1. La situación que Cristo vino a remediar no es otra que la introducida por el demonio en el paraíso cuando incitó a Adán y Eva y les llevó a perder el estado de filiación y amistad con su creador. Dios había creado al hombre en un estado de paz y de unidad; bajaba todos los días a pasear con ellos en el Edén. El pecado, introdujo un proceso de corrupción, de disgregación y de turbación, que les afectó en su relación con Dios, con los demás y consigo mismo. De tal manera que el hombre afectado por esta herida y atacado por el diablo constantemente con sus insidias -para sembrar más discordia, desconfianza y enemistad entre él y Dios-, es incapaz de unírsele y de ofrecerle un homenaje apto para compensar la ofensa inferida a su infinita Majestad.

_Información mostrada_
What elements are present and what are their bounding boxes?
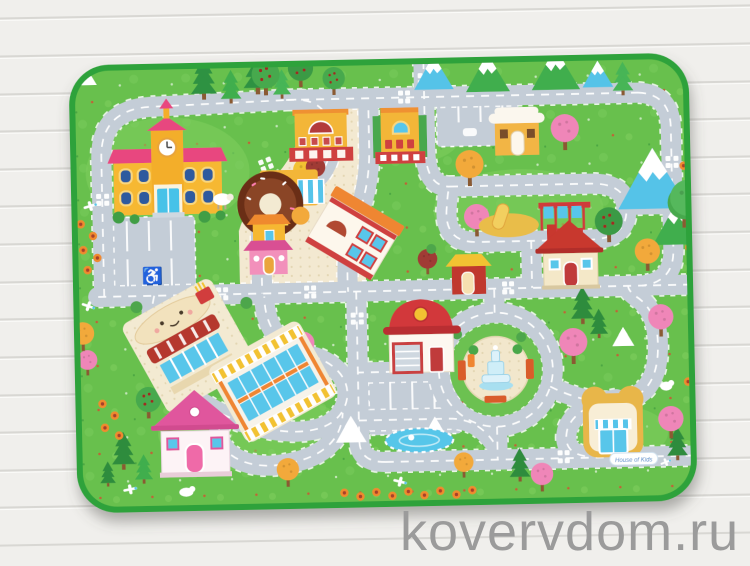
disabled-parking-icon: ♿	[142, 266, 164, 286]
watermark-text: kovervdom.ru	[400, 502, 739, 562]
bench	[526, 359, 534, 379]
red-kiosk	[445, 254, 492, 295]
bench	[484, 395, 506, 402]
theater-building	[288, 109, 353, 162]
town-hall-building	[372, 107, 427, 164]
product-photo: ♿	[0, 0, 750, 566]
brand-label-text: House of Kids	[615, 457, 652, 464]
yellow-cottage	[488, 107, 545, 156]
play-mat-rug: ♿	[66, 39, 713, 514]
bread-kiosk	[581, 386, 644, 458]
fire-hydrant	[468, 354, 475, 367]
bakery-house	[243, 240, 294, 275]
bench	[458, 360, 466, 380]
parking-lot-school: ♿	[105, 216, 197, 294]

_Consigna 1_
Repita literalmente el pasaje del texto sobre el pecado original que comienza en las palabras "1. La situación" y termina después de "su infinita Majestad.".
_Consigna 2_
Según el texto sobre el pecado original, ¿en qué estado había creado Dios al hombre?
_Consigna 3_
Prosiga el texto sobre el pecado original a partir de su última oración.

_Resultado esperado 1_
1. La situación que Cristo vino a remediar no es otra que la introducida por el demonio en el paraíso cuando incitó a Adán y Eva y les llevó a perder el estado de filiación y amistad con su creador. Dios había creado al hombre en un estado de paz y de unidad; bajaba todos los días a pasear con ellos en el Edén. El pecado, introdujo un proceso de corrupción, de disgregación y de turbación, que les afectó en su relación con Dios, con los demás y consigo mismo. De tal manera que el hombre afectado por esta herida y atacado por el diablo constantemente con sus insidias -para sembrar más discordia, desconfianza y enemistad entre él y Dios-, es incapaz de unírsele y de ofrecerle un homenaje apto para compensar la ofensa inferida a su infinita Majestad.

_Resultado esperado 2_
En un estado de paz y de unidad.

_Resultado esperado 3_
2. Mediador: La salvación, por tanto, no podía venir más que por iniciativa de Dios. Y es Dios en persona -en la segunda persona de la Trinidad- quien viene a restablecer y restaurar la humanidad. “Como no era posible al hombre, una vez vencido y roto por la desobediencia, rehacerse por sí mismo y obtener la palma de la victoria, como tampoco era posible al hombre caído bajo el poder del pecado, el recobrar la salvación (en tal estado), el Hijo realizó lo uno y lo otro: Él que es el Verbo de Dios, descendió del Padre, se encarnó, se anonadó hasta la muerte. Él consumó la economía de nuestra salvación” (San Ireneo, Adv. herexes III, 18, 2) El deseo de Jesucristo, verdadero Dios y verdadero hombre es el de reunir al hombre y a Dios, dar (dándole) a Dios la justa reparación de la ofensa y al hombre la gratuita reparación de la herida, reconciliándonos y restaurando por Él y en Él todo el universo, ya que solo Él junta en la unidad de su Persona la naturaleza humana y la divina.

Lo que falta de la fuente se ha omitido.